§ **FRAGMENTO EXTRAÍDO**:

La Biblia y la sexualidad



Por Josué I. Hernández

 
¿Cuál es la fuente de información para el comportamiento sexual correcto? Si Dios no existe y el universo es producto de la casualidad, somos un accidente entre muchos otros, no hay ni bien ni mal, y no hay forma de distinguir algún comportamiento sexual que sea correcto. En el escenario naturalista no existe un estándar moral absoluto. Sin embargo, hay buenas razones para creer en la existencia de Dios y en su revelación (Heb. 1:1,2). Dios es el estándar para el comportamiento correcto (cf. 1 Ped. 1:15,16).

§ **DATOS ALMACENADOS**:
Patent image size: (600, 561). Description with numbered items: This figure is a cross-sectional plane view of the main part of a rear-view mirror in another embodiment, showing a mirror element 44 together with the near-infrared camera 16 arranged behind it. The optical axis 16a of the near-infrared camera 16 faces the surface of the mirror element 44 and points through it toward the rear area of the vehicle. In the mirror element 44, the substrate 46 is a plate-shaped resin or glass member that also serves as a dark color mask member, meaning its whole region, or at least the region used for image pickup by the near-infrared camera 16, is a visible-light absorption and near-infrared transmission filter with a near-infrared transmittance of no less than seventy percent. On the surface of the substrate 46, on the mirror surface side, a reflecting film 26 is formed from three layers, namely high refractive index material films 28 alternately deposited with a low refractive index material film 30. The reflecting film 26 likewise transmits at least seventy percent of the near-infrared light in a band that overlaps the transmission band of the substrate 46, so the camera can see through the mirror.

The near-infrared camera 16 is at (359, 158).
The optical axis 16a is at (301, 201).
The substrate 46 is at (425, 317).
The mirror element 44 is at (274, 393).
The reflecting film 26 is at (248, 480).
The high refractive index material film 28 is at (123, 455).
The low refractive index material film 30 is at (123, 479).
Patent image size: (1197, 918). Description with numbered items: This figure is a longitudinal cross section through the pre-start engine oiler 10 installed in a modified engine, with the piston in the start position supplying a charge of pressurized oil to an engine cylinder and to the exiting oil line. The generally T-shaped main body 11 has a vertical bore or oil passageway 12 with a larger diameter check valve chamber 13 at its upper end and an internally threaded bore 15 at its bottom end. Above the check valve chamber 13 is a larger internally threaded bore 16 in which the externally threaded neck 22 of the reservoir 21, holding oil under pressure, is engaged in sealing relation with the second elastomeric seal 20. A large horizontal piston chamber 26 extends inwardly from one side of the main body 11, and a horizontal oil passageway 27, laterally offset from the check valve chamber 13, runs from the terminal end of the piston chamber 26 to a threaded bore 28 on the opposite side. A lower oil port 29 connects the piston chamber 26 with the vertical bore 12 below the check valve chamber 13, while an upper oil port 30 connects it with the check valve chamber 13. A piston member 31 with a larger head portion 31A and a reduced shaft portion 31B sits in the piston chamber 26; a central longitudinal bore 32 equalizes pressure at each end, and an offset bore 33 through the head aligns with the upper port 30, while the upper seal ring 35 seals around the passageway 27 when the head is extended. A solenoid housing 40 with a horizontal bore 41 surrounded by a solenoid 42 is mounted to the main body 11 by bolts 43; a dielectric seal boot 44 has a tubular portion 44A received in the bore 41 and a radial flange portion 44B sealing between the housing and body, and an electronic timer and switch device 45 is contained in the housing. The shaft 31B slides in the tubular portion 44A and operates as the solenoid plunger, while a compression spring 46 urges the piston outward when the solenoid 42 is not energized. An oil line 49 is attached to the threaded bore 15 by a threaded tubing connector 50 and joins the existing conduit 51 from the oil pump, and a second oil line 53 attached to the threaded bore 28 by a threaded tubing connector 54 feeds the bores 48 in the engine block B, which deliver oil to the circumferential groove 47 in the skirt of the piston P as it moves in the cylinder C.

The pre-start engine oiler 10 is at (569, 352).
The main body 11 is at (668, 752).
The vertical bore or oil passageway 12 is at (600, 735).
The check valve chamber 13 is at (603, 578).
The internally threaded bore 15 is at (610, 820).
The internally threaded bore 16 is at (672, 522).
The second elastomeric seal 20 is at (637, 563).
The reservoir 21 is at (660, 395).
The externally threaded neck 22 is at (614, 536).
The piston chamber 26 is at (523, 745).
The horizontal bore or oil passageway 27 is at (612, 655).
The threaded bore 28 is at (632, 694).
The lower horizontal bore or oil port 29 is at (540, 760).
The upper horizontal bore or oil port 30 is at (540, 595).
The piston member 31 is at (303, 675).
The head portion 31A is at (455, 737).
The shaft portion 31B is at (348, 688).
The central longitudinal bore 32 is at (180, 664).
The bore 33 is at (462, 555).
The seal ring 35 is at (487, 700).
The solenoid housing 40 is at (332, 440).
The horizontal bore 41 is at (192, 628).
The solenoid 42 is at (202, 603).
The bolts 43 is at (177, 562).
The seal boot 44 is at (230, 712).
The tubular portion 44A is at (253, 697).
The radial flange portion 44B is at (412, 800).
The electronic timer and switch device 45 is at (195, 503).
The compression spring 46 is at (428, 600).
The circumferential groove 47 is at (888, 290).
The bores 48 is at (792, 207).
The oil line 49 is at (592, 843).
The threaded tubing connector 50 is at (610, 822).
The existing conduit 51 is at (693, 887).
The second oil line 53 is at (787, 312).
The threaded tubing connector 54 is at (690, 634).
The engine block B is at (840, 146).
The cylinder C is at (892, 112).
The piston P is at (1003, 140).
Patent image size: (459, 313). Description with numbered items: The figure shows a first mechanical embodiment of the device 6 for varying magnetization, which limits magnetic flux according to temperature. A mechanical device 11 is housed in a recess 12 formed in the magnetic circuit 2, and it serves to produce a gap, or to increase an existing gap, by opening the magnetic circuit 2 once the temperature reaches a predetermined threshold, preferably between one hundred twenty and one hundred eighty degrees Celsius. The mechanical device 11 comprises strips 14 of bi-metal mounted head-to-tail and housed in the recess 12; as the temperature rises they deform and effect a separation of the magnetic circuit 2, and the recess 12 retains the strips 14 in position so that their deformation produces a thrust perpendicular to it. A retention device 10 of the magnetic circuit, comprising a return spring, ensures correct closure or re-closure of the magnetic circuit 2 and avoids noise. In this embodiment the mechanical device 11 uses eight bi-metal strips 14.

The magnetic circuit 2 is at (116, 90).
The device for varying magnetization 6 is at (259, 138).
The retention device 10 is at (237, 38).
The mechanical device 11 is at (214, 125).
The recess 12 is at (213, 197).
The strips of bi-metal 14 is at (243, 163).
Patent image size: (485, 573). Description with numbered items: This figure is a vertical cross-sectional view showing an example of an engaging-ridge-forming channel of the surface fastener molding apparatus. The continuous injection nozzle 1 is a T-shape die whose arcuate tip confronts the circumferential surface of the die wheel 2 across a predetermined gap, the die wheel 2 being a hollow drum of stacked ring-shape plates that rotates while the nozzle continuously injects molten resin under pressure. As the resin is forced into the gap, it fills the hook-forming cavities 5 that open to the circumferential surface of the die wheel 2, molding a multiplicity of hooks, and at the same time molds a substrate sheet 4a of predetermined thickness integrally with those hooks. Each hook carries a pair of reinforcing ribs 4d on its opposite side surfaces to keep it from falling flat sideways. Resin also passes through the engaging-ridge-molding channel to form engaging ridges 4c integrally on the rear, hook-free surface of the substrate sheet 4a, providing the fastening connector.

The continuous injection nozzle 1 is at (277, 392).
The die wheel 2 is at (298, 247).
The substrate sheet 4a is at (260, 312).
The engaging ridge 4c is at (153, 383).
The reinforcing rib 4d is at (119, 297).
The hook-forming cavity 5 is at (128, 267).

§ **PREGUNTAS POR RESPONDER**:
• a. Por favor, reproduce sin cambios el tramo del fragmento sobre la Biblia y la sexualidad que va desde "La Biblia y" hasta "1 Ped. 1:15,16).".
• b. Contesta estas preguntas sobre el fragmento, cada respuesta en su propio renglón y con la misma marca:
(i) ¿Quién firma el texto?
(ii) Según el texto, ¿qué no existe en el escenario naturalista?
(iii) ¿A quién presenta el texto como el estándar para el comportamiento correcto?

§ **SOLUCIONES POR TAREA**:
• a.
La Biblia y la sexualidad



Por Josué I. Hernández

 
¿Cuál es la fuente de información para el comportamiento sexual correcto? Si Dios no existe y el universo es producto de la casualidad, somos un accidente entre muchos otros, no hay ni bien ni mal, y no hay forma de distinguir algún comportamiento sexual que sea correcto. En el escenario naturalista no existe un estándar moral absoluto. Sin embargo, hay buenas razones para creer en la existencia de Dios y en su revelación (Heb. 1:1,2). Dios es el estándar para el comportamiento correcto (cf. 1 Ped. 1:15,16).

• b.
(i) Josué I. Hernández.
(ii) Un estándar moral absoluto.
(iii) A Dios.